**** STORED RECORDS
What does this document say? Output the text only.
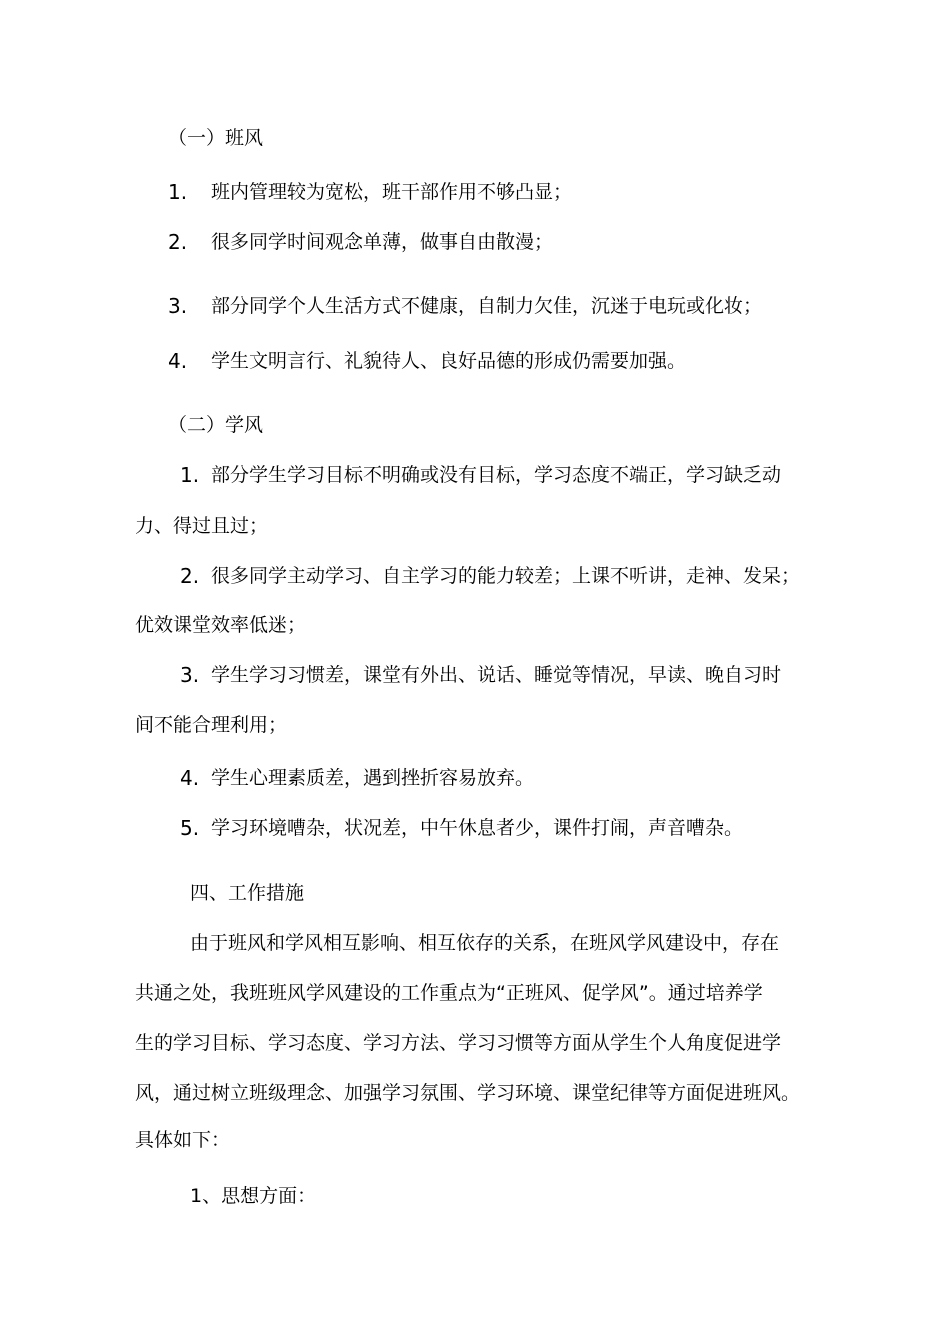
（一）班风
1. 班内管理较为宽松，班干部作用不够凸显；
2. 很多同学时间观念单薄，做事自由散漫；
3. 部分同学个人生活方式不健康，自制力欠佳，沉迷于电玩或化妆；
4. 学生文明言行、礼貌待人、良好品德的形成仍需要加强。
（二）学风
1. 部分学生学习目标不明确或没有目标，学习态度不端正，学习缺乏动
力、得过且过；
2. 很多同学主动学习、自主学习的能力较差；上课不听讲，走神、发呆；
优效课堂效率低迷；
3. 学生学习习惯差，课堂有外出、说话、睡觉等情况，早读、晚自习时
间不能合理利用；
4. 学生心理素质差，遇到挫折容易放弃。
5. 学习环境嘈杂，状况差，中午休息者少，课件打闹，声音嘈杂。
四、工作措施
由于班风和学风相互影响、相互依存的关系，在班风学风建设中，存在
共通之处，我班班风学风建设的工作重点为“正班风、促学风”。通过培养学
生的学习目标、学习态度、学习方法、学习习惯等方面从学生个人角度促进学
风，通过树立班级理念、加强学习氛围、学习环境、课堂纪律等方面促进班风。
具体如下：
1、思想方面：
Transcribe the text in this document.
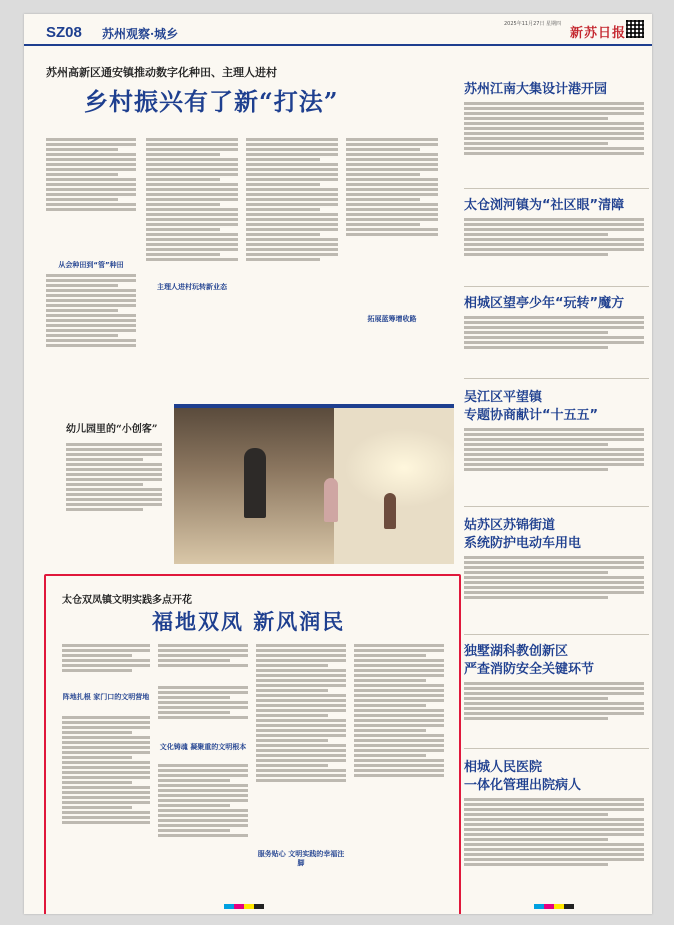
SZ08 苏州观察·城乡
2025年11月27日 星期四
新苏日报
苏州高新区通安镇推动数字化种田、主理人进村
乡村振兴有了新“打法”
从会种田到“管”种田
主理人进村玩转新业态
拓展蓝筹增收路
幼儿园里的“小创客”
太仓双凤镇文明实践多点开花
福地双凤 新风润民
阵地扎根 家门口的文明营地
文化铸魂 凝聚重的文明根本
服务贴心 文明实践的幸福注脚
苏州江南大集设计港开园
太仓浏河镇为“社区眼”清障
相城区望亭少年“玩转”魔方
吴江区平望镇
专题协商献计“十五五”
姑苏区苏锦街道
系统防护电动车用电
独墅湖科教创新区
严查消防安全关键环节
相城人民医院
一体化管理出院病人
********
**** STORED RECORDS
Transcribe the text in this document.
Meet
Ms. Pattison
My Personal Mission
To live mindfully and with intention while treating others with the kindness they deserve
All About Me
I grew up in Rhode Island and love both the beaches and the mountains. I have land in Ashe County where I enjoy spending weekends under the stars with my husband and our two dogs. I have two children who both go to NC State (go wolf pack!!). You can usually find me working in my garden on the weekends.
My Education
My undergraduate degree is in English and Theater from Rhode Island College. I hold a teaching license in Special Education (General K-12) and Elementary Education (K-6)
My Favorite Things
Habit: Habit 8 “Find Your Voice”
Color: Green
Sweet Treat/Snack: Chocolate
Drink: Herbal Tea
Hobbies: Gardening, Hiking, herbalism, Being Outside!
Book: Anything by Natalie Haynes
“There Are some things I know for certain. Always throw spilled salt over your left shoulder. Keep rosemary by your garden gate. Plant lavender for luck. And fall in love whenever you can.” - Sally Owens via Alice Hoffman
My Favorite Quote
********
▶ [THE PROBLEM]:
Using the entries above, tally how many lines have the word "love" in them; write the number and nothing more.

▶ [PROBLEM SOLUTION]:
2